== Provided material ==

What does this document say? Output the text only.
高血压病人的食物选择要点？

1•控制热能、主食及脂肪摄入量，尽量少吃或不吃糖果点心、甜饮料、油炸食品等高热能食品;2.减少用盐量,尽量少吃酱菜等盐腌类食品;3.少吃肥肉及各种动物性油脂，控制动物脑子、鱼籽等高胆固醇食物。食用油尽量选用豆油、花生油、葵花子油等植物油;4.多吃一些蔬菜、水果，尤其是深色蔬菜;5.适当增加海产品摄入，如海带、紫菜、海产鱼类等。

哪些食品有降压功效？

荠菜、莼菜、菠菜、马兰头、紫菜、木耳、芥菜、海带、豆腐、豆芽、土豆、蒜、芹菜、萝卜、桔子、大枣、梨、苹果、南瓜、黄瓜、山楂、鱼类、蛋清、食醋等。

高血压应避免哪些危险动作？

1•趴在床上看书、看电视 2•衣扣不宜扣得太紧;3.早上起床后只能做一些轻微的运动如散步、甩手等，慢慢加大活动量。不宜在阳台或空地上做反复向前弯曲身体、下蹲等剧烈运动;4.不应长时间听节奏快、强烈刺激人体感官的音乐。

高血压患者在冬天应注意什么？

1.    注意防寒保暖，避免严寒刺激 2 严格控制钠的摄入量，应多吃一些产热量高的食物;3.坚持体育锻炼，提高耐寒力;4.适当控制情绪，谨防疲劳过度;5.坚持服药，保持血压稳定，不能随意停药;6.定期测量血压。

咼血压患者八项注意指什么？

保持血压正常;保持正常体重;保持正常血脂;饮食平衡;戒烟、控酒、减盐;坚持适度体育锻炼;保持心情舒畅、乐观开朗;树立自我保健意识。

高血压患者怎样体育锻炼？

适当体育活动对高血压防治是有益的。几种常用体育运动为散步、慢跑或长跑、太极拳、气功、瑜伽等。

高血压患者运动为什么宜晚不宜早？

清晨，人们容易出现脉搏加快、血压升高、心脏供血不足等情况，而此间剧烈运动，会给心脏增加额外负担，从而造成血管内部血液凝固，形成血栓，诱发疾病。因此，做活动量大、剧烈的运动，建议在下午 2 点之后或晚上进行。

== Short problem ==
From the first line to the last, retype the data exactly.

== Output of the task ==
What does this document say? Output the text only.
高血压病人的食物选择要点？

1•控制热能、主食及脂肪摄入量，尽量少吃或不吃糖果点心、甜饮料、油炸食品等高热能食品;2.减少用盐量,尽量少吃酱菜等盐腌类食品;3.少吃肥肉及各种动物性油脂，控制动物脑子、鱼籽等高胆固醇食物。食用油尽量选用豆油、花生油、葵花子油等植物油;4.多吃一些蔬菜、水果，尤其是深色蔬菜;5.适当增加海产品摄入，如海带、紫菜、海产鱼类等。

哪些食品有降压功效？

荠菜、莼菜、菠菜、马兰头、紫菜、木耳、芥菜、海带、豆腐、豆芽、土豆、蒜、芹菜、萝卜、桔子、大枣、梨、苹果、南瓜、黄瓜、山楂、鱼类、蛋清、食醋等。

高血压应避免哪些危险动作？

1•趴在床上看书、看电视 2•衣扣不宜扣得太紧;3.早上起床后只能做一些轻微的运动如散步、甩手等，慢慢加大活动量。不宜在阳台或空地上做反复向前弯曲身体、下蹲等剧烈运动;4.不应长时间听节奏快、强烈刺激人体感官的音乐。

高血压患者在冬天应注意什么？

1.    注意防寒保暖，避免严寒刺激 2 严格控制钠的摄入量，应多吃一些产热量高的食物;3.坚持体育锻炼，提高耐寒力;4.适当控制情绪，谨防疲劳过度;5.坚持服药，保持血压稳定，不能随意停药;6.定期测量血压。

咼血压患者八项注意指什么？

保持血压正常;保持正常体重;保持正常血脂;饮食平衡;戒烟、控酒、减盐;坚持适度体育锻炼;保持心情舒畅、乐观开朗;树立自我保健意识。

高血压患者怎样体育锻炼？

适当体育活动对高血压防治是有益的。几种常用体育运动为散步、慢跑或长跑、太极拳、气功、瑜伽等。

高血压患者运动为什么宜晚不宜早？

清晨，人们容易出现脉搏加快、血压升高、心脏供血不足等情况，而此间剧烈运动，会给心脏增加额外负担，从而造成血管内部血液凝固，形成血栓，诱发疾病。因此，做活动量大、剧烈的运动，建议在下午 2 点之后或晚上进行。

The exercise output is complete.